Review: Tom Clancy should be ashamed of himself. Its' (too few) action scenes are suspenseful. The part of the book, however, that surrounds these minor sub-stories is absolutely lacking in plot, character development or focus. It's almost as if it were dictated as free-association , with little or no thought given to story elements beyond, of course , reaching (in as many unnecessary words as possible) Clancy's morally depraved ending.

Rating: 1 stars
Summary: Clancy's worst effort to date
Review: I was extremely disappointed by this book. After slogging 700 pages into it, I gave up the effort and gave the book away.

Fundamentally, the entire premise is flawed. First, Clark and Chavez aren't very interesting people unless you like government sanctioned killers. Unlike Jack Ryan (who, while obviously president, is never mentioned by name), they have minimal ability, or more importantly, disposition to effect their environment. Consequently, Clancy's efforts to build the story around them becomes an exercise in tedium. His effort to include their wives only exacerbates the situation as this leads to the obvious comparison with Patsy Ryan.

Secondly, it's a one idea book. To wit: Look, Ding, Look.... See the terrorists.... Kill, kill, kill.... Train some more.

Finally, I found the politics frightening. Clancy's last two books have evidenced a particular fondness for police state tactics. Some examples which spring to mind were: the press misreporting Waco and Ruby Ridge, Oso expressing amazement when the terrorists were read their rights and arrested (instead of being summarily executed as implied)and Clark's statement that they were not bound by the niceties of the law. The depiction of the environentalist movement was so absurd as to be farcical.

Overall, it was sloppy, wordy, mercilessly overlong and just downright disinteresting.

Rating: 5 stars
Summary: A Superb Story Teller!!!
Review: To the reader from Rock Springs, Wyoming: If you never finish Clancy's books, then why do you continue to buy them and critique them? I thought this was an excellent representation of Clancy's talents. The action never stopped. I can't wait untill his next Jack Ryan book. I read that he already has a couple hundred pages written. Clancy is the Supreme Writer of our time.

Rating: 1 stars
Summary: This book is made for motion picture
Review: My anticipation has turned into disappointment. The first hundred pages seemed to be very exciting then it stopped. I find the book to be very long-winded... Instead of 740 pages, the book could have been cut to 540 pages. I am very disappointed. His best book is Clear and Present Danger. Would I recommend this book? No.

Rating: 1 stars
Summary: Miserable & disappointing
Review: This reads like a wooden Ops Center book, where we at least expect ghost writers.

The characters have no individuality; the dialog looks like it was generated by a "Mad Lib" process (how many military types from different countries use "Fair enough" as a standard rejoinder?).

Recorded data:

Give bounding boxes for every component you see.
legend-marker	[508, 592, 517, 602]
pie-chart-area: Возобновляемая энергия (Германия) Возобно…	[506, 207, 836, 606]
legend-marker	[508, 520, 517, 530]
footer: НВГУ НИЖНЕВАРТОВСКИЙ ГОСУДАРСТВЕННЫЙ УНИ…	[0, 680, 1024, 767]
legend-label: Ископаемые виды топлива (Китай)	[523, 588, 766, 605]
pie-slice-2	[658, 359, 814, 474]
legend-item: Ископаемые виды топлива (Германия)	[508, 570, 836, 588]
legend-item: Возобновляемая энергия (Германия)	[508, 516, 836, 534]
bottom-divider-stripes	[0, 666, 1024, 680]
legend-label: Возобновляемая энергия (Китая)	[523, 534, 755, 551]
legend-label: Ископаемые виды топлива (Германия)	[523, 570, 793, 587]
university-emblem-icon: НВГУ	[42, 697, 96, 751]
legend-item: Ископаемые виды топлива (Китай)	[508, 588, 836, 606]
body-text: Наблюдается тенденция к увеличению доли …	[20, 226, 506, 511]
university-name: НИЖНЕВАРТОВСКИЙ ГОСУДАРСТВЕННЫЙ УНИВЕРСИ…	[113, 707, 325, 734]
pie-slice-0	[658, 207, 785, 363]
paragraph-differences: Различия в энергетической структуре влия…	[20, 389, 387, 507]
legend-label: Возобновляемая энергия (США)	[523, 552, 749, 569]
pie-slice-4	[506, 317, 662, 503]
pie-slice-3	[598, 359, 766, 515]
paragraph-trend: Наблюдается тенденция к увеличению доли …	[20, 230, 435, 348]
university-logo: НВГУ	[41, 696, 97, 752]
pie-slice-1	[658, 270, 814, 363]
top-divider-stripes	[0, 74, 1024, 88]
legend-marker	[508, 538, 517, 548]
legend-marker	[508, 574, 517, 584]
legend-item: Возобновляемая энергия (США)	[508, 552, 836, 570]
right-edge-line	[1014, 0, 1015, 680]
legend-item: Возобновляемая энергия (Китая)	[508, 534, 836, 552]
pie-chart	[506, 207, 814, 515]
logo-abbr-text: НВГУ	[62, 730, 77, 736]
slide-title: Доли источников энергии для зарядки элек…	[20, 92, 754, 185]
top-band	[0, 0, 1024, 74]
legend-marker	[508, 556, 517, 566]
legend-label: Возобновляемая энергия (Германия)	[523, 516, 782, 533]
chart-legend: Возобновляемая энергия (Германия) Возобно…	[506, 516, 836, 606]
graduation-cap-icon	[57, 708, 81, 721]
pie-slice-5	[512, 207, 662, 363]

Tasks to perform:
1 – List every summary line that appears in the book reviews.
2 – Do these statements agree with the book reviews? Answer yes or no for each, and quote the words that decide it.
(a) One reviewer stopped reading after several hundred pages.
(b) The review summarized as "This book is made for motion picture" says the book could have been shorter.
(c) One reviewer says Jack Ryan is referred to by name.

Completed exercise:
1 –
- Clancy's worst effort to date
- A Superb Story Teller!!!
- This book is made for motion picture
- Miserable & disappointing

2 –
(a) Yes: "After slogging 700 pages into it, I gave up the effort and gave the book away."
(b) Yes: "Instead of 740 pages, the book could have been cut to 540 pages."
(c) No: "(who, while obviously president, is never mentioned by name)"